** start DATA ROWS **
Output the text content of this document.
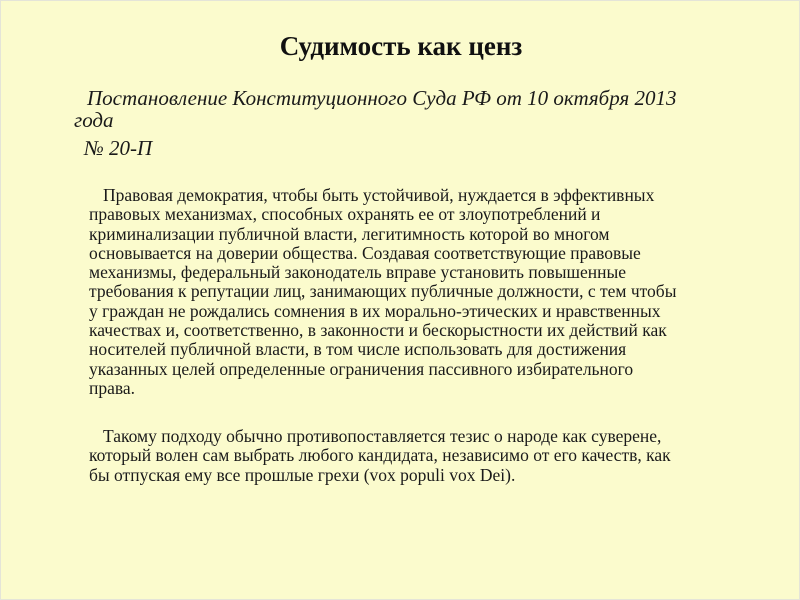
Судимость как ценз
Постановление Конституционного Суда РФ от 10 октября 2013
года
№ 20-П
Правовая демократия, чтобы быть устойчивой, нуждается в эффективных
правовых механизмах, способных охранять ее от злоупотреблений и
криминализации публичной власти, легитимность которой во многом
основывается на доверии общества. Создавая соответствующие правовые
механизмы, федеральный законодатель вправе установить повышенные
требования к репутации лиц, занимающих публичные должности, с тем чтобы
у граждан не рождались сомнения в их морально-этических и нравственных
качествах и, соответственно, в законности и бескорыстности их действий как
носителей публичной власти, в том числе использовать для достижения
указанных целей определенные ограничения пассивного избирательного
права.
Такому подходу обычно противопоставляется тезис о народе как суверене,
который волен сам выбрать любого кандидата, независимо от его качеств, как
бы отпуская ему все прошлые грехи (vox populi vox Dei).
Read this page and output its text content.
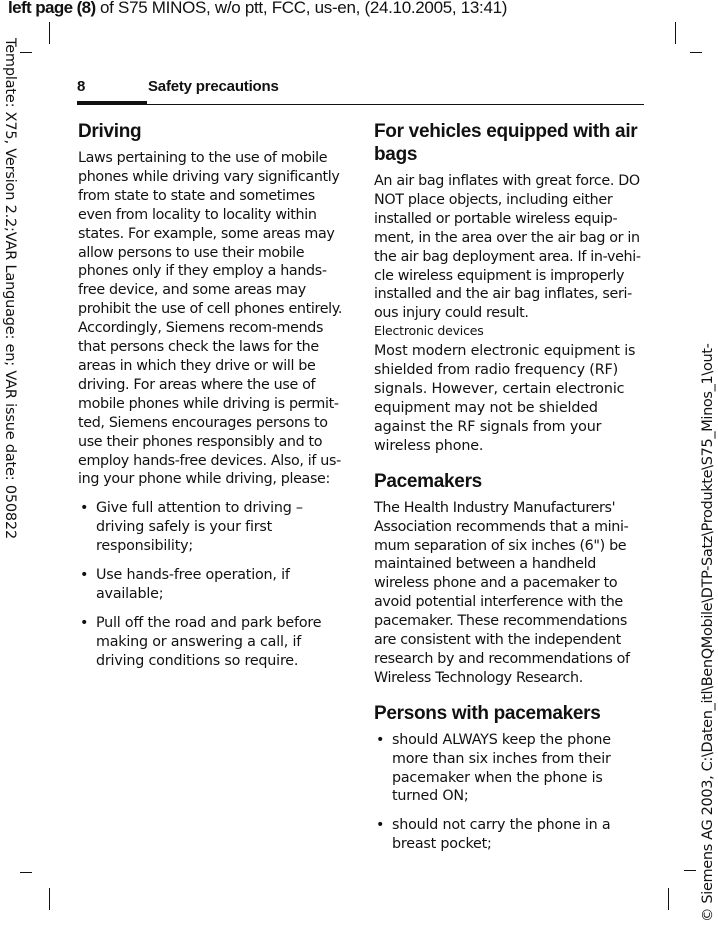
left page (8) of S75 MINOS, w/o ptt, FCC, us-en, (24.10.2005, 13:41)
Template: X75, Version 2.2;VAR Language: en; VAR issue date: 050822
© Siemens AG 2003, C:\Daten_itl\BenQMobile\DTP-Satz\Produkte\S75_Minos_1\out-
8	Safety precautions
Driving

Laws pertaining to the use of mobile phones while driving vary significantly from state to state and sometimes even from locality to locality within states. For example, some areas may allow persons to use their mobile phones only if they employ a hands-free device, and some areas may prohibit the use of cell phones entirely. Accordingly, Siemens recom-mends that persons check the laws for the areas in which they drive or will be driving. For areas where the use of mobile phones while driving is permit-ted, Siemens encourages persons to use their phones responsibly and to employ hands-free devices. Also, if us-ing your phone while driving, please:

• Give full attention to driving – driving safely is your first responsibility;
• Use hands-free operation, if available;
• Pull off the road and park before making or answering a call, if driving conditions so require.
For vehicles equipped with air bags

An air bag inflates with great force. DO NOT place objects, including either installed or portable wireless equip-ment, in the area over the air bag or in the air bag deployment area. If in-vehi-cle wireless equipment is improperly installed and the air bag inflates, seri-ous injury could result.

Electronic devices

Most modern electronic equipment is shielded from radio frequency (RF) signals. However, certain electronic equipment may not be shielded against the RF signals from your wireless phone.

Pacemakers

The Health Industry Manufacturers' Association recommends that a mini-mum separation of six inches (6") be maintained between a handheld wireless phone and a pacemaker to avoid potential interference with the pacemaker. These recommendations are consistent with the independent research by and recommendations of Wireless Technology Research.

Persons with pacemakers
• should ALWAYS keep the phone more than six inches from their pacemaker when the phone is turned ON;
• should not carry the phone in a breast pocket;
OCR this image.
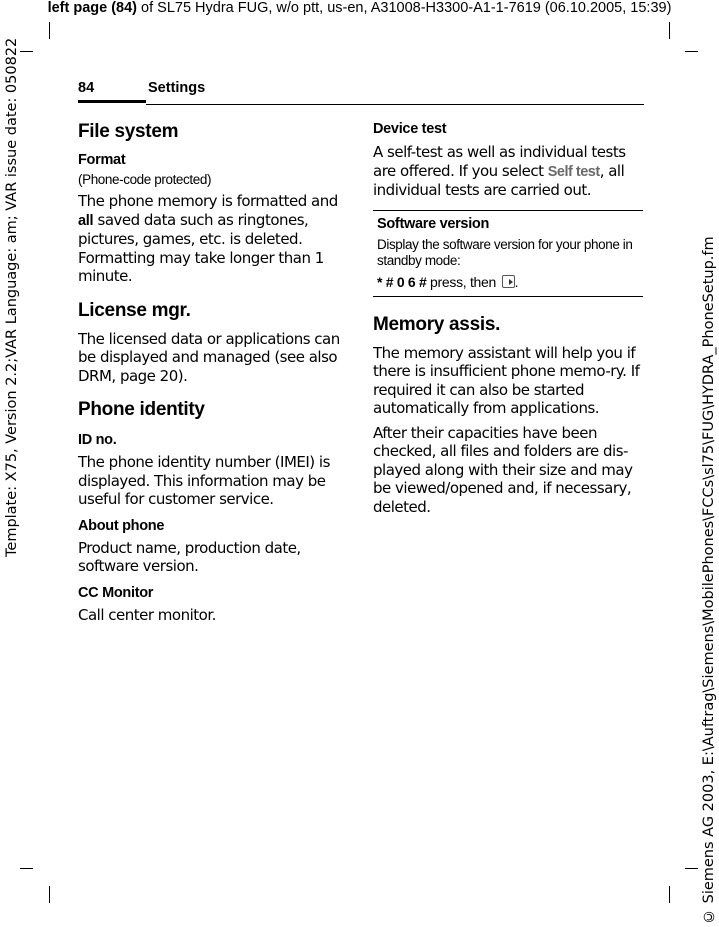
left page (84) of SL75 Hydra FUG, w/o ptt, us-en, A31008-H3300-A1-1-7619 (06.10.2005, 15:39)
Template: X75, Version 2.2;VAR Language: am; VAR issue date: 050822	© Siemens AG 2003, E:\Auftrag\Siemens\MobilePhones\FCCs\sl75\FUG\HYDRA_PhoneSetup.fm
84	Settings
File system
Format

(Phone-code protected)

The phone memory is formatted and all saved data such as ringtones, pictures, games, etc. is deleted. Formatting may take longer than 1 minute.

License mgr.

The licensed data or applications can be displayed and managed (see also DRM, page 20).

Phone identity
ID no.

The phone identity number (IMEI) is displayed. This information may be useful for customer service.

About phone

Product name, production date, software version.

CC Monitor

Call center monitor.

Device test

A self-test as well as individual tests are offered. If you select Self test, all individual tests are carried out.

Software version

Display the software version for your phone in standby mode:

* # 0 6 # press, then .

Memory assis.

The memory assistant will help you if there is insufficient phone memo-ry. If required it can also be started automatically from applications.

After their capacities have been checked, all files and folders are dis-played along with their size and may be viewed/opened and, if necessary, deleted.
** end DATA ROWS **
** start DATA ROWS **
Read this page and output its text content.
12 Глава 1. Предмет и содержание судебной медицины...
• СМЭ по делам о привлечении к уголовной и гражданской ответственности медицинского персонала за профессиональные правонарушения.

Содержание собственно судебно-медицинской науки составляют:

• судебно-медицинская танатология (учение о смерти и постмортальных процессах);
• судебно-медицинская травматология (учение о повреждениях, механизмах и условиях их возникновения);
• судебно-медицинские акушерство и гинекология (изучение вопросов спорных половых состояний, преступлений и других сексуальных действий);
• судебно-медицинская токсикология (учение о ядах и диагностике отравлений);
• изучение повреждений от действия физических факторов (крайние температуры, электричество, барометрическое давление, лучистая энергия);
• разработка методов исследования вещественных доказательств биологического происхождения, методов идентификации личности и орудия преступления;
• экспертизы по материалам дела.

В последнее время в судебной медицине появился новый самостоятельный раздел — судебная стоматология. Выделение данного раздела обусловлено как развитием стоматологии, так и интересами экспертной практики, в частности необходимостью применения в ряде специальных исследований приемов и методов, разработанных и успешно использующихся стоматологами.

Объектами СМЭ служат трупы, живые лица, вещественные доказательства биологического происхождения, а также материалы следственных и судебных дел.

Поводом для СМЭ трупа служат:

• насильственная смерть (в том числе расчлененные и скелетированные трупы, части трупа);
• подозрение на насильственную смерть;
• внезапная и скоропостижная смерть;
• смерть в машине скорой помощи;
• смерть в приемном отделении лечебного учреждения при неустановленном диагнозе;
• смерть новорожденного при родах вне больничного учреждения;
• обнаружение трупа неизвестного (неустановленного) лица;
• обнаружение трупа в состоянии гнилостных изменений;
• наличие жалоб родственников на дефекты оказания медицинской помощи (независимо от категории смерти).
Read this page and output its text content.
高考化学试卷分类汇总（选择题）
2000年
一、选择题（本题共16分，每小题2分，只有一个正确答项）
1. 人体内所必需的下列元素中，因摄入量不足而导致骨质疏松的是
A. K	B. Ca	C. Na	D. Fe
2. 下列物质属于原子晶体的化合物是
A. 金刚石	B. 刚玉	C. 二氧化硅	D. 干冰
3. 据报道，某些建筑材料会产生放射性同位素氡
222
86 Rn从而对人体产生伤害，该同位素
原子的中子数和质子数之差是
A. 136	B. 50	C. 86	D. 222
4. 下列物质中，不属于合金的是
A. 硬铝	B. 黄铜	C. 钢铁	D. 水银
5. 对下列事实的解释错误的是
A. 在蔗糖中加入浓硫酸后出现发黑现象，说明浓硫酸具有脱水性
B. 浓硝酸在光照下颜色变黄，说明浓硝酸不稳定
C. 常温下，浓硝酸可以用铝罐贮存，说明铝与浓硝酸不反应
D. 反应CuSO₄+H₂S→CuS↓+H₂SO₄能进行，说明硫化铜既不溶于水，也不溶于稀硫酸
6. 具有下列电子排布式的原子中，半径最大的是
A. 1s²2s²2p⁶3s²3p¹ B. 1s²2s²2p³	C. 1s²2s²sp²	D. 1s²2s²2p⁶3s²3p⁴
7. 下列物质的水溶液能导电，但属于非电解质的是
** end DATA ROWS **
• [PROBLEM STATEMENT]
Find every line that has "applications" in it, then return those lines.

• [FINAL RESULT]
The licensed data or applications can be displayed and managed (see also DRM, page 20).
The memory assistant will help you if there is insufficient phone memo-ry. If required it can also be started automatically from applications.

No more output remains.